Excerpts from a figure dataset
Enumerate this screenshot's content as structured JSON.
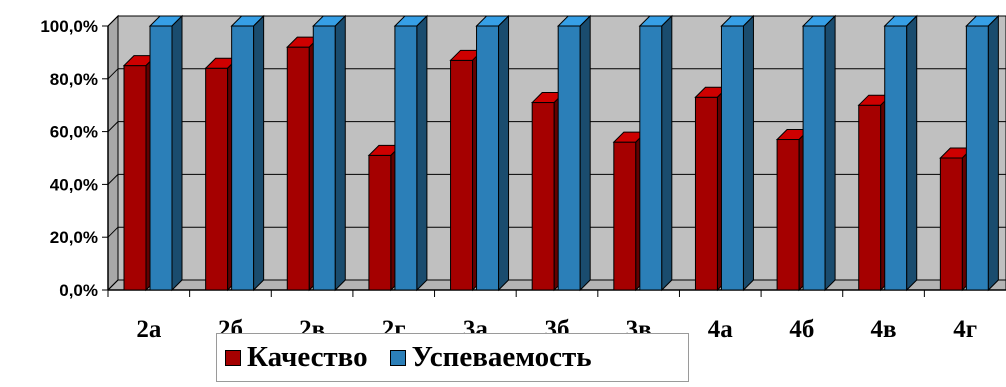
{
  "chart_data": {
    "type": "bar",
    "title": "",
    "xlabel": "",
    "ylabel": "",
    "categories": [
      "2а",
      "2б",
      "2в",
      "2г",
      "3а",
      "3б",
      "3в",
      "4а",
      "4б",
      "4в",
      "4г"
    ],
    "series": [
      {
        "name": "Качество",
        "color": "#a50000",
        "values": [
          85,
          84,
          92,
          51,
          87,
          71,
          56,
          73,
          57,
          70,
          50
        ]
      },
      {
        "name": "Успеваемость",
        "color": "#2b7fb8",
        "values": [
          100,
          100,
          100,
          100,
          100,
          100,
          100,
          100,
          100,
          100,
          100
        ]
      }
    ],
    "ylim": [
      0,
      100
    ],
    "yticks": [
      "0,0%",
      "20,0%",
      "40,0%",
      "60,0%",
      "80,0%",
      "100,0%"
    ],
    "grid": true,
    "plot_background": "#c0c0c0",
    "legend_position": "bottom"
  },
  "legend": {
    "items": [
      {
        "label": "Качество",
        "color": "#a50000"
      },
      {
        "label": "Успеваемость",
        "color": "#2b7fb8"
      }
    ]
  }
}
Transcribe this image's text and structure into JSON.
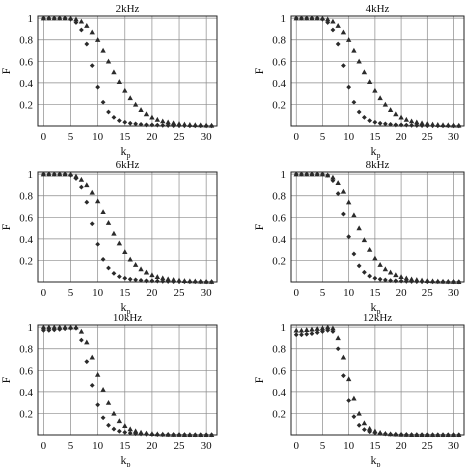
{
  "colors": {
    "diamond": "#2b2b2b",
    "triangle": "#2b2b2b",
    "grid": "#8a8a8a",
    "frame": "#222222"
  },
  "chart_data": [
    {
      "type": "scatter",
      "title": "2kHz",
      "xlabel": "k",
      "xlabel_sub": "p",
      "ylabel": "F",
      "xlim": [
        -1,
        32
      ],
      "ylim": [
        0,
        1.02
      ],
      "xticks": [
        0,
        5,
        10,
        15,
        20,
        25,
        30
      ],
      "yticks": [
        {
          "v": 0.2,
          "t": "0.2"
        },
        {
          "v": 0.4,
          "t": "0.4"
        },
        {
          "v": 0.6,
          "t": "0.6"
        },
        {
          "v": 0.8,
          "t": "0.8"
        },
        {
          "v": 1,
          "t": "1"
        }
      ],
      "grid": true,
      "series": [
        {
          "marker": "diamond",
          "x": [
            0,
            1,
            2,
            3,
            4,
            5,
            6,
            7,
            8,
            9,
            10,
            11,
            12,
            13,
            14,
            15,
            16,
            17,
            18,
            19,
            20,
            21,
            22,
            23,
            24,
            25,
            26,
            27,
            28,
            29,
            30,
            31
          ],
          "y": [
            1,
            1,
            1,
            1,
            1,
            0.99,
            0.96,
            0.89,
            0.76,
            0.56,
            0.36,
            0.22,
            0.13,
            0.08,
            0.05,
            0.035,
            0.025,
            0.02,
            0.015,
            0.01,
            0.01,
            0.008,
            0.006,
            0.005,
            0.004,
            0.003,
            0.003,
            0.002,
            0.002,
            0.002,
            0.001,
            0.001
          ]
        },
        {
          "marker": "triangle",
          "x": [
            0,
            1,
            2,
            3,
            4,
            5,
            6,
            7,
            8,
            9,
            10,
            11,
            12,
            13,
            14,
            15,
            16,
            17,
            18,
            19,
            20,
            21,
            22,
            23,
            24,
            25,
            26,
            27,
            28,
            29,
            30,
            31
          ],
          "y": [
            1,
            1,
            1,
            1,
            1,
            1,
            0.99,
            0.97,
            0.93,
            0.87,
            0.8,
            0.7,
            0.6,
            0.5,
            0.41,
            0.33,
            0.26,
            0.2,
            0.15,
            0.11,
            0.08,
            0.06,
            0.045,
            0.035,
            0.027,
            0.02,
            0.015,
            0.012,
            0.01,
            0.008,
            0.006,
            0.005
          ]
        }
      ]
    },
    {
      "type": "scatter",
      "title": "4kHz",
      "xlabel": "k",
      "xlabel_sub": "p",
      "ylabel": "F",
      "xlim": [
        -1,
        32
      ],
      "ylim": [
        0,
        1.02
      ],
      "xticks": [
        0,
        5,
        10,
        15,
        20,
        25,
        30
      ],
      "yticks": [
        {
          "v": 0.2,
          "t": "0.2"
        },
        {
          "v": 0.4,
          "t": "0.4"
        },
        {
          "v": 0.6,
          "t": "0.6"
        },
        {
          "v": 0.8,
          "t": "0.8"
        },
        {
          "v": 1,
          "t": "1"
        }
      ],
      "grid": true,
      "series": [
        {
          "marker": "diamond",
          "x": [
            0,
            1,
            2,
            3,
            4,
            5,
            6,
            7,
            8,
            9,
            10,
            11,
            12,
            13,
            14,
            15,
            16,
            17,
            18,
            19,
            20,
            21,
            22,
            23,
            24,
            25,
            26,
            27,
            28,
            29,
            30,
            31
          ],
          "y": [
            1,
            1,
            1,
            1,
            1,
            0.99,
            0.96,
            0.89,
            0.76,
            0.56,
            0.36,
            0.22,
            0.13,
            0.08,
            0.05,
            0.035,
            0.025,
            0.02,
            0.015,
            0.01,
            0.01,
            0.008,
            0.006,
            0.005,
            0.004,
            0.003,
            0.003,
            0.002,
            0.002,
            0.002,
            0.001,
            0.001
          ]
        },
        {
          "marker": "triangle",
          "x": [
            0,
            1,
            2,
            3,
            4,
            5,
            6,
            7,
            8,
            9,
            10,
            11,
            12,
            13,
            14,
            15,
            16,
            17,
            18,
            19,
            20,
            21,
            22,
            23,
            24,
            25,
            26,
            27,
            28,
            29,
            30,
            31
          ],
          "y": [
            1,
            1,
            1,
            1,
            1,
            1,
            0.99,
            0.97,
            0.93,
            0.87,
            0.8,
            0.7,
            0.6,
            0.5,
            0.41,
            0.33,
            0.26,
            0.2,
            0.15,
            0.11,
            0.08,
            0.06,
            0.045,
            0.035,
            0.027,
            0.02,
            0.015,
            0.012,
            0.01,
            0.008,
            0.006,
            0.005
          ]
        }
      ]
    },
    {
      "type": "scatter",
      "title": "6kHz",
      "xlabel": "k",
      "xlabel_sub": "p",
      "ylabel": "F",
      "xlim": [
        -1,
        32
      ],
      "ylim": [
        0,
        1.02
      ],
      "xticks": [
        0,
        5,
        10,
        15,
        20,
        25,
        30
      ],
      "yticks": [
        {
          "v": 0.2,
          "t": "0.2"
        },
        {
          "v": 0.4,
          "t": "0.4"
        },
        {
          "v": 0.6,
          "t": "0.6"
        },
        {
          "v": 0.8,
          "t": "0.8"
        },
        {
          "v": 1,
          "t": "1"
        }
      ],
      "grid": true,
      "series": [
        {
          "marker": "diamond",
          "x": [
            0,
            1,
            2,
            3,
            4,
            5,
            6,
            7,
            8,
            9,
            10,
            11,
            12,
            13,
            14,
            15,
            16,
            17,
            18,
            19,
            20,
            21,
            22,
            23,
            24,
            25,
            26,
            27,
            28,
            29,
            30,
            31
          ],
          "y": [
            1,
            1,
            1,
            1,
            1,
            0.99,
            0.96,
            0.88,
            0.74,
            0.54,
            0.35,
            0.21,
            0.13,
            0.08,
            0.05,
            0.035,
            0.025,
            0.02,
            0.015,
            0.01,
            0.01,
            0.008,
            0.006,
            0.005,
            0.004,
            0.003,
            0.003,
            0.002,
            0.002,
            0.002,
            0.001,
            0.001
          ]
        },
        {
          "marker": "triangle",
          "x": [
            0,
            1,
            2,
            3,
            4,
            5,
            6,
            7,
            8,
            9,
            10,
            11,
            12,
            13,
            14,
            15,
            16,
            17,
            18,
            19,
            20,
            21,
            22,
            23,
            24,
            25,
            26,
            27,
            28,
            29,
            30,
            31
          ],
          "y": [
            1,
            1,
            1,
            1,
            1,
            1,
            0.98,
            0.95,
            0.9,
            0.83,
            0.75,
            0.65,
            0.55,
            0.45,
            0.36,
            0.28,
            0.21,
            0.16,
            0.12,
            0.09,
            0.065,
            0.048,
            0.036,
            0.027,
            0.02,
            0.015,
            0.011,
            0.009,
            0.007,
            0.005,
            0.004,
            0.003
          ]
        }
      ]
    },
    {
      "type": "scatter",
      "title": "8kHz",
      "xlabel": "k",
      "xlabel_sub": "p",
      "ylabel": "F",
      "xlim": [
        -1,
        32
      ],
      "ylim": [
        0,
        1.02
      ],
      "xticks": [
        0,
        5,
        10,
        15,
        20,
        25,
        30
      ],
      "yticks": [
        {
          "v": 0.2,
          "t": "0.2"
        },
        {
          "v": 0.4,
          "t": "0.4"
        },
        {
          "v": 0.6,
          "t": "0.6"
        },
        {
          "v": 0.8,
          "t": "0.8"
        },
        {
          "v": 1,
          "t": "1"
        }
      ],
      "grid": true,
      "series": [
        {
          "marker": "diamond",
          "x": [
            0,
            1,
            2,
            3,
            4,
            5,
            6,
            7,
            8,
            9,
            10,
            11,
            12,
            13,
            14,
            15,
            16,
            17,
            18,
            19,
            20,
            21,
            22,
            23,
            24,
            25,
            26,
            27,
            28,
            29,
            30,
            31
          ],
          "y": [
            1,
            1,
            1,
            1,
            1,
            1,
            0.99,
            0.94,
            0.82,
            0.63,
            0.42,
            0.26,
            0.15,
            0.09,
            0.055,
            0.035,
            0.025,
            0.018,
            0.013,
            0.01,
            0.008,
            0.006,
            0.005,
            0.004,
            0.003,
            0.003,
            0.002,
            0.002,
            0.002,
            0.001,
            0.001,
            0.001
          ]
        },
        {
          "marker": "triangle",
          "x": [
            0,
            1,
            2,
            3,
            4,
            5,
            6,
            7,
            8,
            9,
            10,
            11,
            12,
            13,
            14,
            15,
            16,
            17,
            18,
            19,
            20,
            21,
            22,
            23,
            24,
            25,
            26,
            27,
            28,
            29,
            30,
            31
          ],
          "y": [
            1,
            1,
            1,
            1,
            1,
            1,
            0.99,
            0.97,
            0.92,
            0.84,
            0.74,
            0.62,
            0.5,
            0.39,
            0.3,
            0.22,
            0.16,
            0.12,
            0.09,
            0.065,
            0.048,
            0.035,
            0.026,
            0.02,
            0.015,
            0.011,
            0.008,
            0.006,
            0.005,
            0.004,
            0.003,
            0.002
          ]
        }
      ]
    },
    {
      "type": "scatter",
      "title": "10kHz",
      "xlabel": "k",
      "xlabel_sub": "p",
      "ylabel": "F",
      "xlim": [
        -1,
        32
      ],
      "ylim": [
        0,
        1.02
      ],
      "xticks": [
        0,
        5,
        10,
        15,
        20,
        25,
        30
      ],
      "yticks": [
        {
          "v": 0.2,
          "t": "0.2"
        },
        {
          "v": 0.4,
          "t": "0.4"
        },
        {
          "v": 0.6,
          "t": "0.6"
        },
        {
          "v": 0.8,
          "t": "0.8"
        },
        {
          "v": 1,
          "t": "1"
        }
      ],
      "grid": true,
      "series": [
        {
          "marker": "diamond",
          "x": [
            0,
            1,
            2,
            3,
            4,
            5,
            6,
            7,
            8,
            9,
            10,
            11,
            12,
            13,
            14,
            15,
            16,
            17,
            18,
            19,
            20,
            21,
            22,
            23,
            24,
            25,
            26,
            27,
            28,
            29,
            30,
            31
          ],
          "y": [
            0.97,
            0.97,
            0.975,
            0.98,
            0.985,
            0.99,
            0.99,
            0.88,
            0.68,
            0.46,
            0.28,
            0.16,
            0.09,
            0.055,
            0.035,
            0.024,
            0.017,
            0.012,
            0.009,
            0.007,
            0.005,
            0.004,
            0.003,
            0.003,
            0.002,
            0.002,
            0.002,
            0.001,
            0.001,
            0.001,
            0.001,
            0.001
          ]
        },
        {
          "marker": "triangle",
          "x": [
            0,
            1,
            2,
            3,
            4,
            5,
            6,
            7,
            8,
            9,
            10,
            11,
            12,
            13,
            14,
            15,
            16,
            17,
            18,
            19,
            20,
            21,
            22,
            23,
            24,
            25,
            26,
            27,
            28,
            29,
            30,
            31
          ],
          "y": [
            1,
            1,
            1,
            1,
            1,
            1,
            1,
            0.96,
            0.86,
            0.72,
            0.56,
            0.42,
            0.3,
            0.2,
            0.13,
            0.085,
            0.055,
            0.036,
            0.024,
            0.016,
            0.011,
            0.008,
            0.006,
            0.004,
            0.003,
            0.003,
            0.002,
            0.002,
            0.001,
            0.001,
            0.001,
            0.001
          ]
        }
      ]
    },
    {
      "type": "scatter",
      "title": "12kHz",
      "xlabel": "k",
      "xlabel_sub": "p",
      "ylabel": "F",
      "xlim": [
        -1,
        32
      ],
      "ylim": [
        0,
        1.02
      ],
      "xticks": [
        0,
        5,
        10,
        15,
        20,
        25,
        30
      ],
      "yticks": [
        {
          "v": 0.2,
          "t": "0.2"
        },
        {
          "v": 0.4,
          "t": "0.4"
        },
        {
          "v": 0.6,
          "t": "0.6"
        },
        {
          "v": 0.8,
          "t": "0.8"
        },
        {
          "v": 1,
          "t": "1"
        }
      ],
      "grid": true,
      "series": [
        {
          "marker": "diamond",
          "x": [
            0,
            1,
            2,
            3,
            4,
            5,
            6,
            7,
            8,
            9,
            10,
            11,
            12,
            13,
            14,
            15,
            16,
            17,
            18,
            19,
            20,
            21,
            22,
            23,
            24,
            25,
            26,
            27,
            28,
            29,
            30,
            31
          ],
          "y": [
            0.93,
            0.93,
            0.935,
            0.94,
            0.95,
            0.96,
            0.97,
            0.96,
            0.8,
            0.55,
            0.32,
            0.17,
            0.09,
            0.05,
            0.03,
            0.02,
            0.014,
            0.01,
            0.007,
            0.005,
            0.004,
            0.003,
            0.002,
            0.002,
            0.002,
            0.001,
            0.001,
            0.001,
            0.001,
            0.001,
            0.001,
            0.001
          ]
        },
        {
          "marker": "triangle",
          "x": [
            0,
            1,
            2,
            3,
            4,
            5,
            6,
            7,
            8,
            9,
            10,
            11,
            12,
            13,
            14,
            15,
            16,
            17,
            18,
            19,
            20,
            21,
            22,
            23,
            24,
            25,
            26,
            27,
            28,
            29,
            30,
            31
          ],
          "y": [
            0.97,
            0.97,
            0.975,
            0.98,
            0.985,
            0.99,
            1,
            0.99,
            0.9,
            0.72,
            0.52,
            0.34,
            0.2,
            0.11,
            0.06,
            0.035,
            0.021,
            0.013,
            0.009,
            0.006,
            0.004,
            0.003,
            0.002,
            0.002,
            0.001,
            0.001,
            0.001,
            0.001,
            0.001,
            0.001,
            0.001,
            0.001
          ]
        }
      ]
    }
  ]
}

» **Your task**
Pick out each line in the material containing "title".

» **Task answer**
    "title": "",
      "title": "2kHz",
      "title": "4kHz",
      "title": "6kHz",
      "title": "8kHz",
      "title": "10kHz",
      "title": "12kHz",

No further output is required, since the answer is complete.